━━ PASSAGE SHOWN

Wednesday, June 30, 2004

Black square in snow



Don't ask yourself what the world needs. Ask yourself what makes you come alive, and go do that, because what the world needs is people who have come alive.

Tuesday, June 29, 2004

The rinky dinky way, is really a space elevator


Dave has a habit of giving new names to everything that he cannot pronounce. The Rilke Way in Trieste is called the Rinky-Dinky way. Duino is called Deuodenum. The Sistiana campsite is called the sinister campsite. The cave in Slovina called Skocjanske jame is renamed the Jamy Scotsman. We all know what he means, and we rename everything according to him.

So we have to book the campsite at Mare Pineta and he searches for it on the web and he even comes up with a webcam of the campsite.

Mare Pineta

The road looks fimiliar. The bushes and hedges look the same. The stones and the flowers are all Italian, so he books our accomodation online.

━━━━

Please copy the blog entry, beginning at the words "Tuesday, June 29, 2004" and stopping after "our accomodation online.", and switch each "campsite" to "campground". Use nothing but the blog entry.

━━ SUPPLIED MATERIAL

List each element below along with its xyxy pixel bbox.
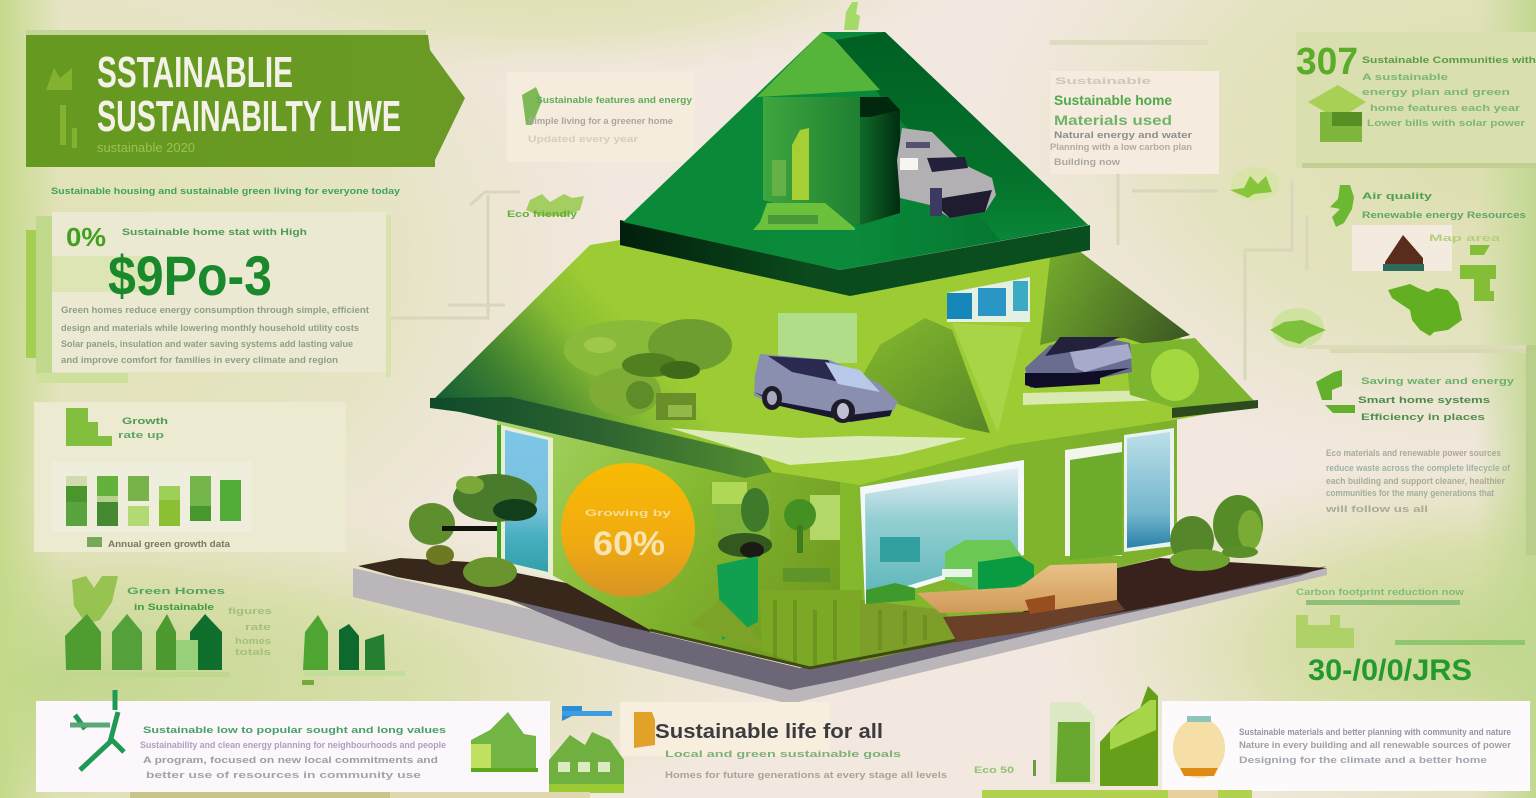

━━━━

WRITTEN RESPONSE:
Tuesday, June 29, 2004

The rinky dinky way, is really a space elevator


Dave has a habit of giving new names to everything that he cannot pronounce. The Rilke Way in Trieste is called the Rinky-Dinky way. Duino is called Deuodenum. The Sistiana campground is called the sinister campground. The cave in Slovina called Skocjanske jame is renamed the Jamy Scotsman. We all know what he means, and we rename everything according to him.

So we have to book the campground at Mare Pineta and he searches for it on the web and he even comes up with a webcam of the campground.

Mare Pineta

The road looks fimiliar. The bushes and hedges look the same. The stones and the flowers are all Italian, so he books our accomodation online.